• **The exercise**:
Review the material and extract every line in which the word "name" occurs.

• **The data**:
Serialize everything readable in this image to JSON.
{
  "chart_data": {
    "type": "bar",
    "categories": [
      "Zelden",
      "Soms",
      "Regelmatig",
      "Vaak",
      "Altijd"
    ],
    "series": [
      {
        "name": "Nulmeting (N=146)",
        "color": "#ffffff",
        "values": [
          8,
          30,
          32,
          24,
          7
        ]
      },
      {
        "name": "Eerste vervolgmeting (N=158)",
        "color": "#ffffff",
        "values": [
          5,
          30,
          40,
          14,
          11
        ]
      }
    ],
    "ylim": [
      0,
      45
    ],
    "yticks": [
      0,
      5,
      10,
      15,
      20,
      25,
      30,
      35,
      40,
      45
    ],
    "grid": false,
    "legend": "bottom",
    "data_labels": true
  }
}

• **Written answer**:
        "name": "Nulmeting (N=146)",
        "name": "Eerste vervolgmeting (N=158)",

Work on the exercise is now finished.